→ **Prompt**
Find the string "HICP" in the listing and report every line that has it.

→ **Records for this exercise**
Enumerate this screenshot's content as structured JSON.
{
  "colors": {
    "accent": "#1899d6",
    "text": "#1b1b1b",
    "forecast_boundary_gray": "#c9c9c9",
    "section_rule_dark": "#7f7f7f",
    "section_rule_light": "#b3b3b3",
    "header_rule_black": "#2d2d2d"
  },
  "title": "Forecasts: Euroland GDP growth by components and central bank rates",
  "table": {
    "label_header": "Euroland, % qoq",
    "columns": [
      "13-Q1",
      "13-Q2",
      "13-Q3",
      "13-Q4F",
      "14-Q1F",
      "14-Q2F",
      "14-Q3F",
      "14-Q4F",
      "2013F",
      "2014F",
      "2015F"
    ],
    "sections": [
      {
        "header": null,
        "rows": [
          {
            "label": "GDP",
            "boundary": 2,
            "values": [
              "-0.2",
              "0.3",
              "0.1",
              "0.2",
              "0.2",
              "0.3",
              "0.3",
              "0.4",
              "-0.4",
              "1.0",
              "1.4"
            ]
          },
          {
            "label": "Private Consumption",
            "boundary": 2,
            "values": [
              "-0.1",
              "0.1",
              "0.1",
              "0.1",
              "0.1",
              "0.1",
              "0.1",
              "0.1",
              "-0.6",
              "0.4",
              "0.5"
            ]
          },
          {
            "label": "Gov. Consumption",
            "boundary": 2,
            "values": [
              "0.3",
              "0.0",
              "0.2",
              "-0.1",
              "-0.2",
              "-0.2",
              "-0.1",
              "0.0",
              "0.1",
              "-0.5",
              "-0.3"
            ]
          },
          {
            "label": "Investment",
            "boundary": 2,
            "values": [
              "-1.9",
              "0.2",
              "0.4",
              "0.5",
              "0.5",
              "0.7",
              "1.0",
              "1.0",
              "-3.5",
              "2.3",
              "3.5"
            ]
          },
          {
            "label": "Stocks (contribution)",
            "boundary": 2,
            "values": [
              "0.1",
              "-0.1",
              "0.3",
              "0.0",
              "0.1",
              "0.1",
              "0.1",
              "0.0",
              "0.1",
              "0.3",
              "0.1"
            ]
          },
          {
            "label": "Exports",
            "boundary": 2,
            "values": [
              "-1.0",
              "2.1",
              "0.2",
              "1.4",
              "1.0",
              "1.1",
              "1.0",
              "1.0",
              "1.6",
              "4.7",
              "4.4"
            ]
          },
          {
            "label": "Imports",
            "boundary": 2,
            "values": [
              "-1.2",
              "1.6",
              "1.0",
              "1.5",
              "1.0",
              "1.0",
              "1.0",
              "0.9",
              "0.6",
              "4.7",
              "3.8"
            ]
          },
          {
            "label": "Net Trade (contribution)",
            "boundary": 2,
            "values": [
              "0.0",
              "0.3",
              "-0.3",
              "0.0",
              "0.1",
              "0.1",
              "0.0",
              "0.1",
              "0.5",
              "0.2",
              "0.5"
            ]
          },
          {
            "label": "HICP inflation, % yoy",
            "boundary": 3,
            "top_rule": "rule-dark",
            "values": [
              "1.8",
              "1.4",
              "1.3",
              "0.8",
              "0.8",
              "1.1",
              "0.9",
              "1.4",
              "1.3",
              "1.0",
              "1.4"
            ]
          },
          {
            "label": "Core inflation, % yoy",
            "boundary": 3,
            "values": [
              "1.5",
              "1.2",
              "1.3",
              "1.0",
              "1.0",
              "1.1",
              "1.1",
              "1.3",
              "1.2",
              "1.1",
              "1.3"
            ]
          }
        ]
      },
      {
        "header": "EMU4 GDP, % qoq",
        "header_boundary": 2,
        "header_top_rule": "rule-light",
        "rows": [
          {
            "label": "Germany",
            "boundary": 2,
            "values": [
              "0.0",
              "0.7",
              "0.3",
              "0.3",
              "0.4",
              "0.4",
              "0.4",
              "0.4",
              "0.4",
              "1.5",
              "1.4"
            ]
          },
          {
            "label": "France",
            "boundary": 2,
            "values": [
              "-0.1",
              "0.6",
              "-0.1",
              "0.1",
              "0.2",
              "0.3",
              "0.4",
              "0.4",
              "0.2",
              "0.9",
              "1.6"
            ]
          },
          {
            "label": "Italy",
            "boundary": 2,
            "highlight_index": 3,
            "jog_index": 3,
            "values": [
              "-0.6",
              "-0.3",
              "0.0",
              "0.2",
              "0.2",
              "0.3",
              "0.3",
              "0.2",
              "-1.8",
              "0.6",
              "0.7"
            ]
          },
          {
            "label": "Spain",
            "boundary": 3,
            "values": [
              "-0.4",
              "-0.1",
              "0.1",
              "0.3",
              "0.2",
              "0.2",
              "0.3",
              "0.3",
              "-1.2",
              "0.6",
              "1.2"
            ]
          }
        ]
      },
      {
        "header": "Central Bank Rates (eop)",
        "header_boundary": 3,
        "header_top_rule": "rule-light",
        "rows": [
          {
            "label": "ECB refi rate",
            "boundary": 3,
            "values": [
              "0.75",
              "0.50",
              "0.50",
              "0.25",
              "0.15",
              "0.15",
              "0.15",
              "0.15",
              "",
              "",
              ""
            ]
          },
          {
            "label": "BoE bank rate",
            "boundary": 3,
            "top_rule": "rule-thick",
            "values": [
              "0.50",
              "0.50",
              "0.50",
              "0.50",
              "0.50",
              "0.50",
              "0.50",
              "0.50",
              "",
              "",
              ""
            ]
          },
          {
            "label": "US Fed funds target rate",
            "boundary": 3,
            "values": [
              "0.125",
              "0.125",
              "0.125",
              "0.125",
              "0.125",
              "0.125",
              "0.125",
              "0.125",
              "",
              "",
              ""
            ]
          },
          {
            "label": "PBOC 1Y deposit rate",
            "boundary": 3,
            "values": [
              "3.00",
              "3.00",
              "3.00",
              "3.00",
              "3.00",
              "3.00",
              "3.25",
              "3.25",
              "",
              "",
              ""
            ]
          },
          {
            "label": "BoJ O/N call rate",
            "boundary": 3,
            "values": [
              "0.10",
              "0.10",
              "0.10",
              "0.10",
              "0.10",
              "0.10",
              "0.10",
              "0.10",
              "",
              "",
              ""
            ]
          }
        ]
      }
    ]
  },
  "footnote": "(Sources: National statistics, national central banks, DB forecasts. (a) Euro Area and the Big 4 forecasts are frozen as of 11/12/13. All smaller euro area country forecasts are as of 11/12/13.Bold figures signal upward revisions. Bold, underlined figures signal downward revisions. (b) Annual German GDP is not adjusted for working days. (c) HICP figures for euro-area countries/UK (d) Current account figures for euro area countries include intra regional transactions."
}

→ **Output**
            "label": "HICP inflation, % yoy",
  "footnote": "(Sources: National statistics, national central banks, DB forecasts. (a) Euro Area and the Big 4 forecasts are frozen as of 11/12/13. All smaller euro area country forecasts are as of 11/12/13.Bold figures signal upward revisions. Bold, underlined figures signal downward revisions. (b) Annual German GDP is not adjusted for working days. (c) HICP figures for euro-area countries/UK (d) Current account figures for euro area countries include intra regional transactions."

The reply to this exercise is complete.